**Goal**
Within the records below, find each line that holds the string "Markgrafschaft", then copy it.

**Given information**
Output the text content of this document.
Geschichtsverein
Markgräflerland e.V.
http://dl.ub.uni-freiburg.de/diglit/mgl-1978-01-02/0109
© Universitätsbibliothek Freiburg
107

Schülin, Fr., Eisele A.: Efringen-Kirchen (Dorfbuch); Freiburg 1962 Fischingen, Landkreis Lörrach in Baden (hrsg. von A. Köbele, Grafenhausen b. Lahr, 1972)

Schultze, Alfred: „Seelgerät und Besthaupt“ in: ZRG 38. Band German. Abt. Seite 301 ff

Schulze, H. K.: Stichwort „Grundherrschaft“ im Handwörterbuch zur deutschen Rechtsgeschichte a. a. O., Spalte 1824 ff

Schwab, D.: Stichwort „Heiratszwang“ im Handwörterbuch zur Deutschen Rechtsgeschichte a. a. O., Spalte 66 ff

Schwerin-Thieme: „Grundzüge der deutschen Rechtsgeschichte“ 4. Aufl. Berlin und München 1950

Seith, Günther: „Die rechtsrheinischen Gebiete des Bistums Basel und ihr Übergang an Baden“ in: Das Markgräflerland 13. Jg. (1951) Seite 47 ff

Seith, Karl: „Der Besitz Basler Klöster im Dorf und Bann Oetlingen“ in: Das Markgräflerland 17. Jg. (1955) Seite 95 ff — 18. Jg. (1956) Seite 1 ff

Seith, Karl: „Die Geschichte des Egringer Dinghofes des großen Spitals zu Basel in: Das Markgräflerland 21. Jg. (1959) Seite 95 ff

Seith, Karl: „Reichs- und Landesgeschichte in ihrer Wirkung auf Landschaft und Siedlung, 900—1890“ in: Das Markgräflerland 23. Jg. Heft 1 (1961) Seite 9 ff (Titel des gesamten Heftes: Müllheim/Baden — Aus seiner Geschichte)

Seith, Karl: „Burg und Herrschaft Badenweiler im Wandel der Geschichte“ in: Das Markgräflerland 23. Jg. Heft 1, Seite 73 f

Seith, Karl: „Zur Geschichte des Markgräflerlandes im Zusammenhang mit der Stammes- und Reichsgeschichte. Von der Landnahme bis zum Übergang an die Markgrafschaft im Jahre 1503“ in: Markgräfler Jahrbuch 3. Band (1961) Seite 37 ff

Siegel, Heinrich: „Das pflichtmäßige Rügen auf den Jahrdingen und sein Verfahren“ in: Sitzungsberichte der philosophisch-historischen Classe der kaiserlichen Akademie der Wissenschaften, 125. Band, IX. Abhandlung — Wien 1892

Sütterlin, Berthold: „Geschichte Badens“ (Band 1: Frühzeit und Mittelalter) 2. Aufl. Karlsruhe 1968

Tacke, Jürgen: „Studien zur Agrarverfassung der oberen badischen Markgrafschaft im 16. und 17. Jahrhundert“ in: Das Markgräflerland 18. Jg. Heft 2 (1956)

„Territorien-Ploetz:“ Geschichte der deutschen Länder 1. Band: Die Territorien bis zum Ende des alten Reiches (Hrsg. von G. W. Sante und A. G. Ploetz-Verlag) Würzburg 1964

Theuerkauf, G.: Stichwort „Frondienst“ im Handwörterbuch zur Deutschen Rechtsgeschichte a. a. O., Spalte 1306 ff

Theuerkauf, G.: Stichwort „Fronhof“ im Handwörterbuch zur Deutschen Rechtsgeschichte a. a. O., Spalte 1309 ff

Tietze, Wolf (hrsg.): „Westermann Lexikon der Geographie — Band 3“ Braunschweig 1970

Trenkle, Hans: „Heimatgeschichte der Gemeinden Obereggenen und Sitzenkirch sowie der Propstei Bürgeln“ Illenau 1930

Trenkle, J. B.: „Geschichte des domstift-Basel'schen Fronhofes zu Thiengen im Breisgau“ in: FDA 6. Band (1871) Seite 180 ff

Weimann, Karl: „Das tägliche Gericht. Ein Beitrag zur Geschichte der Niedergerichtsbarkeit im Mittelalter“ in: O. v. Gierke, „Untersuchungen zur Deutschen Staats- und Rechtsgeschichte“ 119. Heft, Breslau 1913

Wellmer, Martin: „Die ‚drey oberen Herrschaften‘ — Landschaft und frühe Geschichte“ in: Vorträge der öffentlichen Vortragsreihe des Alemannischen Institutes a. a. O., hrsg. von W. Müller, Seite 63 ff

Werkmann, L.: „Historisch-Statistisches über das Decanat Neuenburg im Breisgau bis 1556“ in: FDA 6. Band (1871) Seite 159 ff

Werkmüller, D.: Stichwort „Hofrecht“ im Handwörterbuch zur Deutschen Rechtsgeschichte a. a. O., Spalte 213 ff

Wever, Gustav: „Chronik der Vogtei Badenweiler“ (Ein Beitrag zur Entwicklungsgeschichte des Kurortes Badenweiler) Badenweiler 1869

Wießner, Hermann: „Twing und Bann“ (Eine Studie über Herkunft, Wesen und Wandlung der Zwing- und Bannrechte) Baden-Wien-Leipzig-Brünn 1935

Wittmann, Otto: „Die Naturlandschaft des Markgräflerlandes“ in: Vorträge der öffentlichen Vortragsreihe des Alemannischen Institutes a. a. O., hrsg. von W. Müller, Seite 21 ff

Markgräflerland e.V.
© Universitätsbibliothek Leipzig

**Written solution**
Seith, Karl: „Zur Geschichte des Markgräflerlandes im Zusammenhang mit der Stammes- und Reichsgeschichte. Von der Landnahme bis zum Übergang an die Markgrafschaft im Jahre 1503“ in: Markgräfler Jahrbuch 3. Band (1961) Seite 37 ff
Tacke, Jürgen: „Studien zur Agrarverfassung der oberen badischen Markgrafschaft im 16. und 17. Jahrhundert“ in: Das Markgräflerland 18. Jg. Heft 2 (1956)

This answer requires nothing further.